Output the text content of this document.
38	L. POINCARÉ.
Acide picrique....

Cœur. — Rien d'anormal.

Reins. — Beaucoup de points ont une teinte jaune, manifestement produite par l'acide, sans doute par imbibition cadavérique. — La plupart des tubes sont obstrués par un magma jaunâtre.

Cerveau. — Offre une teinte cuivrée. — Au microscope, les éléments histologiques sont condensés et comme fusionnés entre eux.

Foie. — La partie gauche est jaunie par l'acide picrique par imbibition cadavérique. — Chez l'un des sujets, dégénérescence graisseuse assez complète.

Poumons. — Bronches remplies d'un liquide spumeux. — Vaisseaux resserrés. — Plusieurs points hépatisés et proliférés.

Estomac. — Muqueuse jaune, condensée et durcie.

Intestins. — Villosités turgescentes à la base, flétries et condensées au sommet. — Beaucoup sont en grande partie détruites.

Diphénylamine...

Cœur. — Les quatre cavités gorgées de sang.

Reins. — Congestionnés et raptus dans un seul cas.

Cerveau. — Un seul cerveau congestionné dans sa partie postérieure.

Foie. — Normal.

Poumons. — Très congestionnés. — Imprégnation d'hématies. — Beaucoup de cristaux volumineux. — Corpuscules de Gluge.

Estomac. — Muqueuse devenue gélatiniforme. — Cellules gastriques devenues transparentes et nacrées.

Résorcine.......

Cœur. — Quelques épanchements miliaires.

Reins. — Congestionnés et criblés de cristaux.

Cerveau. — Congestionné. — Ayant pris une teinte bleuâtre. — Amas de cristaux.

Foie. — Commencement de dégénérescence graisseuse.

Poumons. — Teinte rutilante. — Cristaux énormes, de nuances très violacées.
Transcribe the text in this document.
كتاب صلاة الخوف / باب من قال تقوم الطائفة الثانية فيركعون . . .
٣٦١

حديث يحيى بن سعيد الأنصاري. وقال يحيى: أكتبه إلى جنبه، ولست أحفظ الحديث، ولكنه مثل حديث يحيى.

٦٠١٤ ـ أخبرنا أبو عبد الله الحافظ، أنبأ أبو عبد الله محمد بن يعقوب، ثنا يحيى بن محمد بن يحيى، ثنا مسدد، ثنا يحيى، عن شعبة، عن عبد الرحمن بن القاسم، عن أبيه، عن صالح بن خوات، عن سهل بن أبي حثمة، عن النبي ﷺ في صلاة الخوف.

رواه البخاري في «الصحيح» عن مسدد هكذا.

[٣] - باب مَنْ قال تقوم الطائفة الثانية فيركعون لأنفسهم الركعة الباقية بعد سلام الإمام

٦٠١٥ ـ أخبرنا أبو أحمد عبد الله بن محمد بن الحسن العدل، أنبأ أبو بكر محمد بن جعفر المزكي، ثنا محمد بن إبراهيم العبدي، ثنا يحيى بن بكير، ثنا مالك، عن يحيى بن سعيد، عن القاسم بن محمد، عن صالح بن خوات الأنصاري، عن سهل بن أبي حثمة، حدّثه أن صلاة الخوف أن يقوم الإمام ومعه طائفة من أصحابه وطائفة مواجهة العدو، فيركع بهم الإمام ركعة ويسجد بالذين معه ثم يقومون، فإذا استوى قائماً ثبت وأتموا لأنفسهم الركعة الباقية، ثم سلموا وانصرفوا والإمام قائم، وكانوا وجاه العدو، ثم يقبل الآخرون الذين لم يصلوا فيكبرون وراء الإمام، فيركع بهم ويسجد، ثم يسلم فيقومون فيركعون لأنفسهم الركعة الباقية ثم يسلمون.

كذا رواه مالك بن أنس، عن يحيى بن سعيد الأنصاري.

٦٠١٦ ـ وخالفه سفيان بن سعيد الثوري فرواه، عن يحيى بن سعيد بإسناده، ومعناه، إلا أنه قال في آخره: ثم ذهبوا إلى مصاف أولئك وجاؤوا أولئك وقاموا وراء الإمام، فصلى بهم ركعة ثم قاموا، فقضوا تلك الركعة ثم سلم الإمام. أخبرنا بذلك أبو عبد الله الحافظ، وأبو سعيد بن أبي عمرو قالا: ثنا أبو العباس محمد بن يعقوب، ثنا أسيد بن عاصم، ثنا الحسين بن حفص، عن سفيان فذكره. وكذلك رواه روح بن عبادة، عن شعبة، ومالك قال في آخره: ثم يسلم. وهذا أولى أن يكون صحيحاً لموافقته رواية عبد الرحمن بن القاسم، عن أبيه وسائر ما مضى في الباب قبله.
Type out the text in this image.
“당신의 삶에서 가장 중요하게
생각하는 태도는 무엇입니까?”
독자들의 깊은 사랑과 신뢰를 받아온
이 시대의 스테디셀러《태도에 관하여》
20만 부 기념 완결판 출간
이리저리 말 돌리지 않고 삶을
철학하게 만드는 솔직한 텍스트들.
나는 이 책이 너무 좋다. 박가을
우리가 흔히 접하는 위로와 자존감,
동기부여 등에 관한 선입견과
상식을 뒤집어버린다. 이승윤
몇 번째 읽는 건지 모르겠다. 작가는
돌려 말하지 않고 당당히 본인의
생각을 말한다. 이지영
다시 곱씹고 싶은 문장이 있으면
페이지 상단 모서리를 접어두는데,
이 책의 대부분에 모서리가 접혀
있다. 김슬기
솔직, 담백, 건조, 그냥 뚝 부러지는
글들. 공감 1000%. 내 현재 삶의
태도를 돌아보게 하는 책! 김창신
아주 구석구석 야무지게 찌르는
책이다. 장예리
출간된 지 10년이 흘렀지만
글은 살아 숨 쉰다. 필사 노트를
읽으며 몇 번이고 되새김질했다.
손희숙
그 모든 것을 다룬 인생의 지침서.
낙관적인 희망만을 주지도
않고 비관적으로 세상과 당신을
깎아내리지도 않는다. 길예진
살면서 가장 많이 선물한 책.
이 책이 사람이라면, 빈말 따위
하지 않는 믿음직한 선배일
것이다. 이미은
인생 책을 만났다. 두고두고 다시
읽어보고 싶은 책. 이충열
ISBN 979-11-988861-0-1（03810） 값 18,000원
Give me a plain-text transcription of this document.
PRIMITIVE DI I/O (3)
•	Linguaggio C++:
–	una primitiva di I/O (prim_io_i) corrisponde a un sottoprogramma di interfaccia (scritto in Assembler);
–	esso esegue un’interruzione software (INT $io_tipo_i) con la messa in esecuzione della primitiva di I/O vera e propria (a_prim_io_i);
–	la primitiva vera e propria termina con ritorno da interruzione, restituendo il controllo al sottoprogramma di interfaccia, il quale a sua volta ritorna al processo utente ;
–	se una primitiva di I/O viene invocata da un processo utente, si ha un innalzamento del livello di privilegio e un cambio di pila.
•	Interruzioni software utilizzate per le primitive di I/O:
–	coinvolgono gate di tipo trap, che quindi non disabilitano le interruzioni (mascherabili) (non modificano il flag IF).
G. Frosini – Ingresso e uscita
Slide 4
===============
> AIM:
Find the word "dégénérescence" in the data and copy out each line where it turns up.

> RESPONSE TO THE EXERCISE:
Foie. — La partie gauche est jaunie par l'acide picrique par imbibition cadavérique. — Chez l'un des sujets, dégénérescence graisseuse assez complète.
Foie. — Commencement de dégénérescence graisseuse.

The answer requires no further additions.